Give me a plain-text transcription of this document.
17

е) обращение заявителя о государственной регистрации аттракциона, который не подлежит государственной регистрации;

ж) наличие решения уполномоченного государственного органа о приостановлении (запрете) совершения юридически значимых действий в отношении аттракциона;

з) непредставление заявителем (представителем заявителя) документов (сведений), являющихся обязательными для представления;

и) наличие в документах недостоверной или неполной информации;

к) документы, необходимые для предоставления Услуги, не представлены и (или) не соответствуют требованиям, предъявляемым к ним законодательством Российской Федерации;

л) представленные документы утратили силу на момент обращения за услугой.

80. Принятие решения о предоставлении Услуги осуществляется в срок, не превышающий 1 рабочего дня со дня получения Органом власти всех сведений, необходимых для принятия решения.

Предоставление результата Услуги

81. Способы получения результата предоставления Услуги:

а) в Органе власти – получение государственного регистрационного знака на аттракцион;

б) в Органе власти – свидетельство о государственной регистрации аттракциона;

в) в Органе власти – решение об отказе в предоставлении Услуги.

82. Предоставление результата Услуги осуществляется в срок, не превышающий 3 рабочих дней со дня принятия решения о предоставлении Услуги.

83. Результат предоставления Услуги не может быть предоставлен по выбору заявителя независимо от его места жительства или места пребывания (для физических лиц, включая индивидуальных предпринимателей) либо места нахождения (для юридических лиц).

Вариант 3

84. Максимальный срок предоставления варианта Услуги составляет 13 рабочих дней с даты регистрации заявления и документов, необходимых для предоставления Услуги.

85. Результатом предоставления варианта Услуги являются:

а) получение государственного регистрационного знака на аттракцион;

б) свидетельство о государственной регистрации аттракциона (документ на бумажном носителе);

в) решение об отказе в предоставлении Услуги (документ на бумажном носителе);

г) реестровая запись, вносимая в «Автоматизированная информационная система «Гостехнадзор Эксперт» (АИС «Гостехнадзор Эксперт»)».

> **What is being asked**
Give the entries once more, exactly as they appear.

> **Solution to this task**
Give me a plain-text transcription of this document.
17

е) обращение заявителя о государственной регистрации аттракциона, который не подлежит государственной регистрации;

ж) наличие решения уполномоченного государственного органа о приостановлении (запрете) совершения юридически значимых действий в отношении аттракциона;

з) непредставление заявителем (представителем заявителя) документов (сведений), являющихся обязательными для представления;

и) наличие в документах недостоверной или неполной информации;

к) документы, необходимые для предоставления Услуги, не представлены и (или) не соответствуют требованиям, предъявляемым к ним законодательством Российской Федерации;

л) представленные документы утратили силу на момент обращения за услугой.

80. Принятие решения о предоставлении Услуги осуществляется в срок, не превышающий 1 рабочего дня со дня получения Органом власти всех сведений, необходимых для принятия решения.

Предоставление результата Услуги

81. Способы получения результата предоставления Услуги:

а) в Органе власти – получение государственного регистрационного знака на аттракцион;

б) в Органе власти – свидетельство о государственной регистрации аттракциона;

в) в Органе власти – решение об отказе в предоставлении Услуги.

82. Предоставление результата Услуги осуществляется в срок, не превышающий 3 рабочих дней со дня принятия решения о предоставлении Услуги.

83. Результат предоставления Услуги не может быть предоставлен по выбору заявителя независимо от его места жительства или места пребывания (для физических лиц, включая индивидуальных предпринимателей) либо места нахождения (для юридических лиц).

Вариант 3

84. Максимальный срок предоставления варианта Услуги составляет 13 рабочих дней с даты регистрации заявления и документов, необходимых для предоставления Услуги.

85. Результатом предоставления варианта Услуги являются:

а) получение государственного регистрационного знака на аттракцион;

б) свидетельство о государственной регистрации аттракциона (документ на бумажном носителе);

в) решение об отказе в предоставлении Услуги (документ на бумажном носителе);

г) реестровая запись, вносимая в «Автоматизированная информационная система «Гостехнадзор Эксперт» (АИС «Гостехнадзор Эксперт»)».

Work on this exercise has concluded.